EXERCISE MATERIALS -
........

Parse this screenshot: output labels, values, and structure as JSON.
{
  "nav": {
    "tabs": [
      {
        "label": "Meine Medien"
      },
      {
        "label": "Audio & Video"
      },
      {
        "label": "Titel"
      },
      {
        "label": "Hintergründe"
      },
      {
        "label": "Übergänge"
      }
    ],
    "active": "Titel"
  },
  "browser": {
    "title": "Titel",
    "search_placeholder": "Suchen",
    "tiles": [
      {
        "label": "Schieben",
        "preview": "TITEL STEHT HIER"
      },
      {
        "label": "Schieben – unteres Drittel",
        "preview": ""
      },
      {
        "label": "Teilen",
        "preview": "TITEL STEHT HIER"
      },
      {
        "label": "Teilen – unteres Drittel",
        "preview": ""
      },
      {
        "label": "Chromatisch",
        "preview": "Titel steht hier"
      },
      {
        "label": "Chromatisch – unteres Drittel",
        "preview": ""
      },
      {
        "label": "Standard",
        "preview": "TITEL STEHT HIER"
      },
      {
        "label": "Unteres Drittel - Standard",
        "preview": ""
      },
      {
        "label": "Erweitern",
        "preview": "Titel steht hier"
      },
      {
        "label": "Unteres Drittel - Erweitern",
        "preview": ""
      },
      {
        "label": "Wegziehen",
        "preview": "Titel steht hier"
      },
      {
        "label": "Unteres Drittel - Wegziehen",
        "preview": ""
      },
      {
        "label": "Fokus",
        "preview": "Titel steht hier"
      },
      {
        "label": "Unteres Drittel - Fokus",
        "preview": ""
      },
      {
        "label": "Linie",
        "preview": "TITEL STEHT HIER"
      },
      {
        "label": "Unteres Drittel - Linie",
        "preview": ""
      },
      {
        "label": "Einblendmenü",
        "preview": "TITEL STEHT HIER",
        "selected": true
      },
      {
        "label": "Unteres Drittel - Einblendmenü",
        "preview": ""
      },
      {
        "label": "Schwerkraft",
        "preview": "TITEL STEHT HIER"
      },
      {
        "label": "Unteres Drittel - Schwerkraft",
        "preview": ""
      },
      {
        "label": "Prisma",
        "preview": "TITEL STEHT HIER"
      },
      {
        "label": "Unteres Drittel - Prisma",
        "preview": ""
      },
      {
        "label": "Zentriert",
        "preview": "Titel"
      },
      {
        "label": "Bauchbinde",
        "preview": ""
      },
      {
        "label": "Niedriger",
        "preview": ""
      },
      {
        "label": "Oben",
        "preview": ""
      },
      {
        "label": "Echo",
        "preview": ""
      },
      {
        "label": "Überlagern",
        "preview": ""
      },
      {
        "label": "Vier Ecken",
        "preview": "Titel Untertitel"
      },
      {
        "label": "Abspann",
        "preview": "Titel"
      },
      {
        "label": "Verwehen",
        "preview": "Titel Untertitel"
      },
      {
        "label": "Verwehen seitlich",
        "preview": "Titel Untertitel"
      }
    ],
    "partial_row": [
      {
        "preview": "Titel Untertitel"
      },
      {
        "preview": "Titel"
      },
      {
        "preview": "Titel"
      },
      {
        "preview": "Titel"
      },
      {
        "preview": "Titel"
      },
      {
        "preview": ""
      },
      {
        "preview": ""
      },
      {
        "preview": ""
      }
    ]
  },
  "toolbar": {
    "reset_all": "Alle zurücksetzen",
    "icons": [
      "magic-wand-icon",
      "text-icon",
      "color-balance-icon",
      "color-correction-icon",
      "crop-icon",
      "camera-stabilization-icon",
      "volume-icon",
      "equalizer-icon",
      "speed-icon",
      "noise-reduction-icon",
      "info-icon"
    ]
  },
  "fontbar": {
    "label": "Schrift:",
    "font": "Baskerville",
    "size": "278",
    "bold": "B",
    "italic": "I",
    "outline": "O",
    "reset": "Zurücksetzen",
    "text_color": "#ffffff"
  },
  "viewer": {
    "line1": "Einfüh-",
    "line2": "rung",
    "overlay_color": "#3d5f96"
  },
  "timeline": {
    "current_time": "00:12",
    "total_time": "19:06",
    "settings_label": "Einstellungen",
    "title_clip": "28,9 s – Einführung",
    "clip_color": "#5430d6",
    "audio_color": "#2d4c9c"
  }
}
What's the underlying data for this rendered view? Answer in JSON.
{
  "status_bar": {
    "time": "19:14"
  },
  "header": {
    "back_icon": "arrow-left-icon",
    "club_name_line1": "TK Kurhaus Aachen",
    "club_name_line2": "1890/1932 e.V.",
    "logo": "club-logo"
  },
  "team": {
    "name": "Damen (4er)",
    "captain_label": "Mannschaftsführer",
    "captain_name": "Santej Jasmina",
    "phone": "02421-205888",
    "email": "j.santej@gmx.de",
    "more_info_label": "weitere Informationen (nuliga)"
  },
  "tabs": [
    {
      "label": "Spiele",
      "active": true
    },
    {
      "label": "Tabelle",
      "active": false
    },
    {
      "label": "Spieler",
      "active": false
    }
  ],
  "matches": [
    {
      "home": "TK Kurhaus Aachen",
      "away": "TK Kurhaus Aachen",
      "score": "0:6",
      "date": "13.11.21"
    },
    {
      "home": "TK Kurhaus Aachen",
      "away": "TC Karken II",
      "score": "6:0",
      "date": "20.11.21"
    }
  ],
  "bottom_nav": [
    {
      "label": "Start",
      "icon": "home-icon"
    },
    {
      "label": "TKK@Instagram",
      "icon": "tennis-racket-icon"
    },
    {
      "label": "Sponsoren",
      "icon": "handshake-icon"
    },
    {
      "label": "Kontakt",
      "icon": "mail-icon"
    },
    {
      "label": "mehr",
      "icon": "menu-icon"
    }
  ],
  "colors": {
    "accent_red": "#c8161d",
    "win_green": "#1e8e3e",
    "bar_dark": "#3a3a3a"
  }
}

........

Copy out the whole listing, exactly as written.

SOLUTION TO THE EXERCISE -
Parse this screenshot: output labels, values, and structure as JSON.
{
  "nav": {
    "tabs": [
      {
        "label": "Meine Medien"
      },
      {
        "label": "Audio & Video"
      },
      {
        "label": "Titel"
      },
      {
        "label": "Hintergründe"
      },
      {
        "label": "Übergänge"
      }
    ],
    "active": "Titel"
  },
  "browser": {
    "title": "Titel",
    "search_placeholder": "Suchen",
    "tiles": [
      {
        "label": "Schieben",
        "preview": "TITEL STEHT HIER"
      },
      {
        "label": "Schieben – unteres Drittel",
        "preview": ""
      },
      {
        "label": "Teilen",
        "preview": "TITEL STEHT HIER"
      },
      {
        "label": "Teilen – unteres Drittel",
        "preview": ""
      },
      {
        "label": "Chromatisch",
        "preview": "Titel steht hier"
      },
      {
        "label": "Chromatisch – unteres Drittel",
        "preview": ""
      },
      {
        "label": "Standard",
        "preview": "TITEL STEHT HIER"
      },
      {
        "label": "Unteres Drittel - Standard",
        "preview": ""
      },
      {
        "label": "Erweitern",
        "preview": "Titel steht hier"
      },
      {
        "label": "Unteres Drittel - Erweitern",
        "preview": ""
      },
      {
        "label": "Wegziehen",
        "preview": "Titel steht hier"
      },
      {
        "label": "Unteres Drittel - Wegziehen",
        "preview": ""
      },
      {
        "label": "Fokus",
        "preview": "Titel steht hier"
      },
      {
        "label": "Unteres Drittel - Fokus",
        "preview": ""
      },
      {
        "label": "Linie",
        "preview": "TITEL STEHT HIER"
      },
      {
        "label": "Unteres Drittel - Linie",
        "preview": ""
      },
      {
        "label": "Einblendmenü",
        "preview": "TITEL STEHT HIER",
        "selected": true
      },
      {
        "label": "Unteres Drittel - Einblendmenü",
        "preview": ""
      },
      {
        "label": "Schwerkraft",
        "preview": "TITEL STEHT HIER"
      },
      {
        "label": "Unteres Drittel - Schwerkraft",
        "preview": ""
      },
      {
        "label": "Prisma",
        "preview": "TITEL STEHT HIER"
      },
      {
        "label": "Unteres Drittel - Prisma",
        "preview": ""
      },
      {
        "label": "Zentriert",
        "preview": "Titel"
      },
      {
        "label": "Bauchbinde",
        "preview": ""
      },
      {
        "label": "Niedriger",
        "preview": ""
      },
      {
        "label": "Oben",
        "preview": ""
      },
      {
        "label": "Echo",
        "preview": ""
      },
      {
        "label": "Überlagern",
        "preview": ""
      },
      {
        "label": "Vier Ecken",
        "preview": "Titel Untertitel"
      },
      {
        "label": "Abspann",
        "preview": "Titel"
      },
      {
        "label": "Verwehen",
        "preview": "Titel Untertitel"
      },
      {
        "label": "Verwehen seitlich",
        "preview": "Titel Untertitel"
      }
    ],
    "partial_row": [
      {
        "preview": "Titel Untertitel"
      },
      {
        "preview": "Titel"
      },
      {
        "preview": "Titel"
      },
      {
        "preview": "Titel"
      },
      {
        "preview": "Titel"
      },
      {
        "preview": ""
      },
      {
        "preview": ""
      },
      {
        "preview": ""
      }
    ]
  },
  "toolbar": {
    "reset_all": "Alle zurücksetzen",
    "icons": [
      "magic-wand-icon",
      "text-icon",
      "color-balance-icon",
      "color-correction-icon",
      "crop-icon",
      "camera-stabilization-icon",
      "volume-icon",
      "equalizer-icon",
      "speed-icon",
      "noise-reduction-icon",
      "info-icon"
    ]
  },
  "fontbar": {
    "label": "Schrift:",
    "font": "Baskerville",
    "size": "278",
    "bold": "B",
    "italic": "I",
    "outline": "O",
    "reset": "Zurücksetzen",
    "text_color": "#ffffff"
  },
  "viewer": {
    "line1": "Einfüh-",
    "line2": "rung",
    "overlay_color": "#3d5f96"
  },
  "timeline": {
    "current_time": "00:12",
    "total_time": "19:06",
    "settings_label": "Einstellungen",
    "title_clip": "28,9 s – Einführung",
    "clip_color": "#5430d6",
    "audio_color": "#2d4c9c"
  }
}
What's the underlying data for this rendered view? Answer in JSON.
{
  "status_bar": {
    "time": "19:14"
  },
  "header": {
    "back_icon": "arrow-left-icon",
    "club_name_line1": "TK Kurhaus Aachen",
    "club_name_line2": "1890/1932 e.V.",
    "logo": "club-logo"
  },
  "team": {
    "name": "Damen (4er)",
    "captain_label": "Mannschaftsführer",
    "captain_name": "Santej Jasmina",
    "phone": "02421-205888",
    "email": "j.santej@gmx.de",
    "more_info_label": "weitere Informationen (nuliga)"
  },
  "tabs": [
    {
      "label": "Spiele",
      "active": true
    },
    {
      "label": "Tabelle",
      "active": false
    },
    {
      "label": "Spieler",
      "active": false
    }
  ],
  "matches": [
    {
      "home": "TK Kurhaus Aachen",
      "away": "TK Kurhaus Aachen",
      "score": "0:6",
      "date": "13.11.21"
    },
    {
      "home": "TK Kurhaus Aachen",
      "away": "TC Karken II",
      "score": "6:0",
      "date": "20.11.21"
    }
  ],
  "bottom_nav": [
    {
      "label": "Start",
      "icon": "home-icon"
    },
    {
      "label": "TKK@Instagram",
      "icon": "tennis-racket-icon"
    },
    {
      "label": "Sponsoren",
      "icon": "handshake-icon"
    },
    {
      "label": "Kontakt",
      "icon": "mail-icon"
    },
    {
      "label": "mehr",
      "icon": "menu-icon"
    }
  ],
  "colors": {
    "accent_red": "#c8161d",
    "win_green": "#1e8e3e",
    "bar_dark": "#3a3a3a"
  }
}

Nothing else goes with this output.